- INSTRUCTION: Make an exact copy of all the records.
****************************************
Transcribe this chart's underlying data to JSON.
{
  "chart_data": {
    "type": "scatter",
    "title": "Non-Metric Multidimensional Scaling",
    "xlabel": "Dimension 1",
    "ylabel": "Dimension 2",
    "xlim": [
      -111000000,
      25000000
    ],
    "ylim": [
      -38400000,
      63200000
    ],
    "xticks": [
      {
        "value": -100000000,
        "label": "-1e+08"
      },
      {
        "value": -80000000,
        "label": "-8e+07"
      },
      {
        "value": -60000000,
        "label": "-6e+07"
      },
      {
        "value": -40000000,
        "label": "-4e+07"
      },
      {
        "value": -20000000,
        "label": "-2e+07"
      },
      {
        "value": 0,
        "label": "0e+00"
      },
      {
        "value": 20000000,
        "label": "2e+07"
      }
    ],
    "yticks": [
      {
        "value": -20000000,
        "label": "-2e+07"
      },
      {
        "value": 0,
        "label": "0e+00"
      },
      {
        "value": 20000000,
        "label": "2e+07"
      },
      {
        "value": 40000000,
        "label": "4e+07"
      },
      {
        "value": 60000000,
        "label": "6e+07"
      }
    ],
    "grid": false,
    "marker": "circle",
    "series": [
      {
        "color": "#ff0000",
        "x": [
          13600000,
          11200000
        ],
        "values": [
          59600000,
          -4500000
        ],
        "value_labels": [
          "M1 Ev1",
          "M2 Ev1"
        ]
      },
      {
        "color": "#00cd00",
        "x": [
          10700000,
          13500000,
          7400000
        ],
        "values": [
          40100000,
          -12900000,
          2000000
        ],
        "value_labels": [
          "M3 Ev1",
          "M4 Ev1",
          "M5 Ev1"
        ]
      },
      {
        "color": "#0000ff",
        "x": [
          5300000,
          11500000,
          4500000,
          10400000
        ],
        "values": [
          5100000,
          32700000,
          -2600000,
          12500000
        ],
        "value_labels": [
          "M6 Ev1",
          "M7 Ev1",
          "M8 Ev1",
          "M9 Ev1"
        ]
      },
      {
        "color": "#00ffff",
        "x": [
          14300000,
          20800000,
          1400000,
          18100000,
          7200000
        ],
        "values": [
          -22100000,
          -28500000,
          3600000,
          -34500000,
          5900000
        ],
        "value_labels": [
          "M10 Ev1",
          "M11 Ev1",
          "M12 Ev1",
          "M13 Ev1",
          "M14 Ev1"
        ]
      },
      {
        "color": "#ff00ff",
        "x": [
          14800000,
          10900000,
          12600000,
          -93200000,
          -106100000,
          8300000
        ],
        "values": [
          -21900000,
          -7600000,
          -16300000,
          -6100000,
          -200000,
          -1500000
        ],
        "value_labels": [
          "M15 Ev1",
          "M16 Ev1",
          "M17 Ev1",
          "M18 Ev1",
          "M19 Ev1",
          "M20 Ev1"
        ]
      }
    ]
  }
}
****************************************
- EXERCISE SOLUTION:
Transcribe this chart's underlying data to JSON.
{
  "chart_data": {
    "type": "scatter",
    "title": "Non-Metric Multidimensional Scaling",
    "xlabel": "Dimension 1",
    "ylabel": "Dimension 2",
    "xlim": [
      -111000000,
      25000000
    ],
    "ylim": [
      -38400000,
      63200000
    ],
    "xticks": [
      {
        "value": -100000000,
        "label": "-1e+08"
      },
      {
        "value": -80000000,
        "label": "-8e+07"
      },
      {
        "value": -60000000,
        "label": "-6e+07"
      },
      {
        "value": -40000000,
        "label": "-4e+07"
      },
      {
        "value": -20000000,
        "label": "-2e+07"
      },
      {
        "value": 0,
        "label": "0e+00"
      },
      {
        "value": 20000000,
        "label": "2e+07"
      }
    ],
    "yticks": [
      {
        "value": -20000000,
        "label": "-2e+07"
      },
      {
        "value": 0,
        "label": "0e+00"
      },
      {
        "value": 20000000,
        "label": "2e+07"
      },
      {
        "value": 40000000,
        "label": "4e+07"
      },
      {
        "value": 60000000,
        "label": "6e+07"
      }
    ],
    "grid": false,
    "marker": "circle",
    "series": [
      {
        "color": "#ff0000",
        "x": [
          13600000,
          11200000
        ],
        "values": [
          59600000,
          -4500000
        ],
        "value_labels": [
          "M1 Ev1",
          "M2 Ev1"
        ]
      },
      {
        "color": "#00cd00",
        "x": [
          10700000,
          13500000,
          7400000
        ],
        "values": [
          40100000,
          -12900000,
          2000000
        ],
        "value_labels": [
          "M3 Ev1",
          "M4 Ev1",
          "M5 Ev1"
        ]
      },
      {
        "color": "#0000ff",
        "x": [
          5300000,
          11500000,
          4500000,
          10400000
        ],
        "values": [
          5100000,
          32700000,
          -2600000,
          12500000
        ],
        "value_labels": [
          "M6 Ev1",
          "M7 Ev1",
          "M8 Ev1",
          "M9 Ev1"
        ]
      },
      {
        "color": "#00ffff",
        "x": [
          14300000,
          20800000,
          1400000,
          18100000,
          7200000
        ],
        "values": [
          -22100000,
          -28500000,
          3600000,
          -34500000,
          5900000
        ],
        "value_labels": [
          "M10 Ev1",
          "M11 Ev1",
          "M12 Ev1",
          "M13 Ev1",
          "M14 Ev1"
        ]
      },
      {
        "color": "#ff00ff",
        "x": [
          14800000,
          10900000,
          12600000,
          -93200000,
          -106100000,
          8300000
        ],
        "values": [
          -21900000,
          -7600000,
          -16300000,
          -6100000,
          -200000,
          -1500000
        ],
        "value_labels": [
          "M15 Ev1",
          "M16 Ev1",
          "M17 Ev1",
          "M18 Ev1",
          "M19 Ev1",
          "M20 Ev1"
        ]
      }
    ]
  }
}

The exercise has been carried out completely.